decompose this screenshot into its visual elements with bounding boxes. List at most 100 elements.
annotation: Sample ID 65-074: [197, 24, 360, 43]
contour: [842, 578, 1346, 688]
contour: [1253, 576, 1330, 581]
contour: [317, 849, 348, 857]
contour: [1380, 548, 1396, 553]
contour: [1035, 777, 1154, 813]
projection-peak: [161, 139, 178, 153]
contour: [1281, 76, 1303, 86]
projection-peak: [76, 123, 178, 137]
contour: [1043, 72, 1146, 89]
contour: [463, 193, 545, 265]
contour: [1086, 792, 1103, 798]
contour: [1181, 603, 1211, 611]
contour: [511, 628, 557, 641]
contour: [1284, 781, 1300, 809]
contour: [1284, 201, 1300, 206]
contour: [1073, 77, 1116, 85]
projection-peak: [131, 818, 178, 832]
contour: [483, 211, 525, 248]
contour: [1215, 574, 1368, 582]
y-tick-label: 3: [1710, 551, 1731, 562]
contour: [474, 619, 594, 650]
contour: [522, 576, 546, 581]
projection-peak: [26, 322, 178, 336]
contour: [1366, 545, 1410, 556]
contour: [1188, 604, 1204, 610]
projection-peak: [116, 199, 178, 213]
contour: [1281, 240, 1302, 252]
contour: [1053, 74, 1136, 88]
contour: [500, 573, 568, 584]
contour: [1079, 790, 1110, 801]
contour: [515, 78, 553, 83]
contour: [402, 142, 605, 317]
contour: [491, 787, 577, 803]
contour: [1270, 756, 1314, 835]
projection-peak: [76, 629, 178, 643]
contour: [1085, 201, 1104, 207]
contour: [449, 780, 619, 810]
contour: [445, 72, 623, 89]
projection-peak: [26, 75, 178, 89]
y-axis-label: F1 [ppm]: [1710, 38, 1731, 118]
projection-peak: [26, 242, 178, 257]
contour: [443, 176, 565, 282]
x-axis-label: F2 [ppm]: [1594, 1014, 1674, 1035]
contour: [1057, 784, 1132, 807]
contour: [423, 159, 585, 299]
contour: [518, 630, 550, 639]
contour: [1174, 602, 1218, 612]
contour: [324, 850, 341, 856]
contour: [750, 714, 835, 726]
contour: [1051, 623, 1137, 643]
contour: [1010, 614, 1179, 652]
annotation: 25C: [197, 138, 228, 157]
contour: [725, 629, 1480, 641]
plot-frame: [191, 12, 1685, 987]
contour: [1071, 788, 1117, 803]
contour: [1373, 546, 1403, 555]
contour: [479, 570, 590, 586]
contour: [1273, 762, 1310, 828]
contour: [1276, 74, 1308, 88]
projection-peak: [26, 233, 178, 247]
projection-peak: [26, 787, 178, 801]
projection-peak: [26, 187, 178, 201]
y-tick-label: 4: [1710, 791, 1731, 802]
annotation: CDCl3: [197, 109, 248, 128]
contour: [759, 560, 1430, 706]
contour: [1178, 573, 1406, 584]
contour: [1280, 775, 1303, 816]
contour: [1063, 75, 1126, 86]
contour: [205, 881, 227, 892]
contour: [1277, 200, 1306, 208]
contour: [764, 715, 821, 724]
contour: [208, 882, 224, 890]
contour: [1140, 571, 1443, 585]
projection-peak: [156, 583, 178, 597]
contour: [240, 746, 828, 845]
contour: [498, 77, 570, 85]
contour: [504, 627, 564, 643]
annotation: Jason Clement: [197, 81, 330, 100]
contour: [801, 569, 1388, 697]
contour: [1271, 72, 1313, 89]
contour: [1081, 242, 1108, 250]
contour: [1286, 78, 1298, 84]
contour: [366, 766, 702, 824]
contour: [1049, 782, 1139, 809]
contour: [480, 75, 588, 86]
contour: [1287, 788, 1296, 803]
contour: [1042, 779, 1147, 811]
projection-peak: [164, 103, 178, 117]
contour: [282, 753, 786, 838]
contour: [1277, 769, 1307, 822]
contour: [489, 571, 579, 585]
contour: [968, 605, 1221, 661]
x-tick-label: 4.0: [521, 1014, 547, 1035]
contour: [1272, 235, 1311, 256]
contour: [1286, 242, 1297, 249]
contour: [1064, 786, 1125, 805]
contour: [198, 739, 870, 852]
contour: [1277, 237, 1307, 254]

* EXERCISE OBJECTIVE
Rewrite the records above, changing every "projection-peak" to "projection peak" and leaving everything else untouched.

* REPLY TO THE EXERCISE
decompose this screenshot into its visual elements with bounding boxes. List at most 100 elements.
annotation: Sample ID 65-074: [197, 24, 360, 43]
contour: [842, 578, 1346, 688]
contour: [1253, 576, 1330, 581]
contour: [317, 849, 348, 857]
contour: [1380, 548, 1396, 553]
contour: [1035, 777, 1154, 813]
projection peak: [161, 139, 178, 153]
contour: [1281, 76, 1303, 86]
projection peak: [76, 123, 178, 137]
contour: [1043, 72, 1146, 89]
contour: [463, 193, 545, 265]
contour: [1086, 792, 1103, 798]
contour: [1181, 603, 1211, 611]
contour: [511, 628, 557, 641]
contour: [1284, 781, 1300, 809]
contour: [1284, 201, 1300, 206]
contour: [1073, 77, 1116, 85]
projection peak: [131, 818, 178, 832]
contour: [483, 211, 525, 248]
contour: [1215, 574, 1368, 582]
y-tick-label: 3: [1710, 551, 1731, 562]
contour: [474, 619, 594, 650]
contour: [522, 576, 546, 581]
projection peak: [26, 322, 178, 336]
contour: [1366, 545, 1410, 556]
contour: [1188, 604, 1204, 610]
projection peak: [116, 199, 178, 213]
contour: [1281, 240, 1302, 252]
contour: [1053, 74, 1136, 88]
contour: [500, 573, 568, 584]
contour: [1079, 790, 1110, 801]
contour: [515, 78, 553, 83]
contour: [402, 142, 605, 317]
contour: [491, 787, 577, 803]
contour: [1270, 756, 1314, 835]
projection peak: [76, 629, 178, 643]
contour: [1085, 201, 1104, 207]
contour: [449, 780, 619, 810]
contour: [445, 72, 623, 89]
projection peak: [26, 75, 178, 89]
y-axis-label: F1 [ppm]: [1710, 38, 1731, 118]
projection peak: [26, 242, 178, 257]
contour: [443, 176, 565, 282]
x-axis-label: F2 [ppm]: [1594, 1014, 1674, 1035]
contour: [1057, 784, 1132, 807]
contour: [423, 159, 585, 299]
contour: [518, 630, 550, 639]
contour: [1174, 602, 1218, 612]
contour: [324, 850, 341, 856]
contour: [750, 714, 835, 726]
contour: [1051, 623, 1137, 643]
contour: [1010, 614, 1179, 652]
annotation: 25C: [197, 138, 228, 157]
contour: [725, 629, 1480, 641]
plot-frame: [191, 12, 1685, 987]
contour: [1071, 788, 1117, 803]
contour: [1373, 546, 1403, 555]
contour: [479, 570, 590, 586]
contour: [1273, 762, 1310, 828]
contour: [1276, 74, 1308, 88]
projection peak: [26, 233, 178, 247]
projection peak: [26, 787, 178, 801]
projection peak: [26, 187, 178, 201]
y-tick-label: 4: [1710, 791, 1731, 802]
annotation: CDCl3: [197, 109, 248, 128]
contour: [759, 560, 1430, 706]
contour: [1178, 573, 1406, 584]
contour: [1280, 775, 1303, 816]
contour: [1063, 75, 1126, 86]
contour: [205, 881, 227, 892]
contour: [1277, 200, 1306, 208]
contour: [764, 715, 821, 724]
contour: [208, 882, 224, 890]
contour: [1140, 571, 1443, 585]
projection peak: [156, 583, 178, 597]
contour: [240, 746, 828, 845]
contour: [498, 77, 570, 85]
contour: [504, 627, 564, 643]
annotation: Jason Clement: [197, 81, 330, 100]
contour: [801, 569, 1388, 697]
contour: [1271, 72, 1313, 89]
contour: [1081, 242, 1108, 250]
contour: [1286, 78, 1298, 84]
contour: [366, 766, 702, 824]
contour: [1049, 782, 1139, 809]
contour: [480, 75, 588, 86]
contour: [1287, 788, 1296, 803]
contour: [1042, 779, 1147, 811]
projection peak: [164, 103, 178, 117]
contour: [282, 753, 786, 838]
contour: [1277, 769, 1307, 822]
contour: [489, 571, 579, 585]
contour: [968, 605, 1221, 661]
x-tick-label: 4.0: [521, 1014, 547, 1035]
contour: [1272, 235, 1311, 256]
contour: [1286, 242, 1297, 249]
contour: [1064, 786, 1125, 805]
contour: [198, 739, 870, 852]
contour: [1277, 237, 1307, 254]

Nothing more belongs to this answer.